━━ Dataset rows
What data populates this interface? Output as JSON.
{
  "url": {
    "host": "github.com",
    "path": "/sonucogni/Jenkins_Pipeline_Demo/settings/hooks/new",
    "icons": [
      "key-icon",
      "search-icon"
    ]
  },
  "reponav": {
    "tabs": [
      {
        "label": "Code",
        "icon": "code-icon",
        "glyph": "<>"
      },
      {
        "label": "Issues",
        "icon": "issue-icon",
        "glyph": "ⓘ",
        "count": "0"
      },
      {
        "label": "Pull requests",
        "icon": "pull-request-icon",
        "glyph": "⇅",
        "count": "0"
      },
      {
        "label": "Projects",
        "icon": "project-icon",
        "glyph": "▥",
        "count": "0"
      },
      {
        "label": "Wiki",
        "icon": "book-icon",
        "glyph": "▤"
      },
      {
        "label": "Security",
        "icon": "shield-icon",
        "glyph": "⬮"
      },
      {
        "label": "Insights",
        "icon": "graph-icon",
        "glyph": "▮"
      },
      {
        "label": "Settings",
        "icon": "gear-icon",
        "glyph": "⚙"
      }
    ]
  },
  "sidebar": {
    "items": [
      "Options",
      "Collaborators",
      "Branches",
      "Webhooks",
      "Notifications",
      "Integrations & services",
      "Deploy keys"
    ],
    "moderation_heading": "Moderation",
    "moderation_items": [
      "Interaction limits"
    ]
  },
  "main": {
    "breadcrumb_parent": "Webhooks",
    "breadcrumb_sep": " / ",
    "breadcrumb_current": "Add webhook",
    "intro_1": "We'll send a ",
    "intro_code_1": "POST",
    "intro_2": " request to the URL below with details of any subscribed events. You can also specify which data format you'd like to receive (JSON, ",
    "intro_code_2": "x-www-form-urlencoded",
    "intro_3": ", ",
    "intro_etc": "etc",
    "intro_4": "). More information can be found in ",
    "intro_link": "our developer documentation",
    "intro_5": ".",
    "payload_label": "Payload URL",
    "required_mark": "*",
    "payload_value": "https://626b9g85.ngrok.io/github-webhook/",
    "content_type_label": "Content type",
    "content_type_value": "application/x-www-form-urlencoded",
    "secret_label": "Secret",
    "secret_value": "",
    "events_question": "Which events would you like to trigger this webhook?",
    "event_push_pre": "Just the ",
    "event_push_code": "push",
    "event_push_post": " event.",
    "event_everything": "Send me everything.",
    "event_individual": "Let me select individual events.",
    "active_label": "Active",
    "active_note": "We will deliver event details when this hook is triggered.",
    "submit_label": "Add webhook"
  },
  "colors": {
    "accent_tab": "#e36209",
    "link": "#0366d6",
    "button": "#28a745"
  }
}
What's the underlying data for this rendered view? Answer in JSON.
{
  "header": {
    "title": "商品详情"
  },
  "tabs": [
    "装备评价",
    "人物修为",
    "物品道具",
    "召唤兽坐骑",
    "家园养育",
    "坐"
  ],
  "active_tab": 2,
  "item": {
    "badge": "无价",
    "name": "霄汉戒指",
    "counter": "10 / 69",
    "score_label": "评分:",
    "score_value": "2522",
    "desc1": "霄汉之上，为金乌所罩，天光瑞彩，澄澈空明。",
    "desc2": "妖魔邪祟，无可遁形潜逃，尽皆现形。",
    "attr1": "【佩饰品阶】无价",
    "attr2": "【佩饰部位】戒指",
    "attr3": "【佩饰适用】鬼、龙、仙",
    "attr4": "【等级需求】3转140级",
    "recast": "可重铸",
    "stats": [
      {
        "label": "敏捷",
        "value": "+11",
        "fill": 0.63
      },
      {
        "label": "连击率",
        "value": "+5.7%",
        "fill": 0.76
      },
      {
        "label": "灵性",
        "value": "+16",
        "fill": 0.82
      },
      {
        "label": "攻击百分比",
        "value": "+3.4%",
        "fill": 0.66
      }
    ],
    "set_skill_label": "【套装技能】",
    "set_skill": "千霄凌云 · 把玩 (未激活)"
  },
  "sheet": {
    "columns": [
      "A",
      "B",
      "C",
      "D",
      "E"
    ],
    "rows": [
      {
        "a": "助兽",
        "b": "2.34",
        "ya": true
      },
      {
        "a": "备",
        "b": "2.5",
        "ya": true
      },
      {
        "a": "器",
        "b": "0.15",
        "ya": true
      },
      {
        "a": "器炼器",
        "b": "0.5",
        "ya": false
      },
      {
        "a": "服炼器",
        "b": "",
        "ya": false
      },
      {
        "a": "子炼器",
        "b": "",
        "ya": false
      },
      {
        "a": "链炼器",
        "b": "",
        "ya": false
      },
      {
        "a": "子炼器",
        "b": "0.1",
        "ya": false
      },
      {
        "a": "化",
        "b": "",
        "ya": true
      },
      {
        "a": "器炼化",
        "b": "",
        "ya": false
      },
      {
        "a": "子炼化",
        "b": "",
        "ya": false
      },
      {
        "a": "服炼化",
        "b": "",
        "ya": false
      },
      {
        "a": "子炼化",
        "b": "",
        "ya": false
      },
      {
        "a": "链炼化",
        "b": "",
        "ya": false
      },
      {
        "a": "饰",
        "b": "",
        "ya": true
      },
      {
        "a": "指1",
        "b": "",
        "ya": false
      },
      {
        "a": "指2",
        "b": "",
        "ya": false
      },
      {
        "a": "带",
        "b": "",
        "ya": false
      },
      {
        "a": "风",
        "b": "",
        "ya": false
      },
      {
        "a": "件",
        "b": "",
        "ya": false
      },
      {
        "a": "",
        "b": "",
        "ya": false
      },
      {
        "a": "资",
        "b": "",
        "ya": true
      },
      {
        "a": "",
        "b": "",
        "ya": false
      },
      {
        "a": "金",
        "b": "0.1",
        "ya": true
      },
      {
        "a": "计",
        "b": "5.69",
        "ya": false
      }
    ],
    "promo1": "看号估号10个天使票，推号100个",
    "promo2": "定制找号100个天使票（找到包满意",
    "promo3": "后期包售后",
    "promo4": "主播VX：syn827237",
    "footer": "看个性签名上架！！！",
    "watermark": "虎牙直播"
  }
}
━━━━
Filter the records above for "JSON" and copy every matching line.

◆ Response to this exercise ◆
What data populates this interface? Output as JSON.
    "intro_2": " request to the URL below with details of any subscribed events. You can also specify which data format you'd like to receive (JSON, ",
What's the underlying data for this rendered view? Answer in JSON.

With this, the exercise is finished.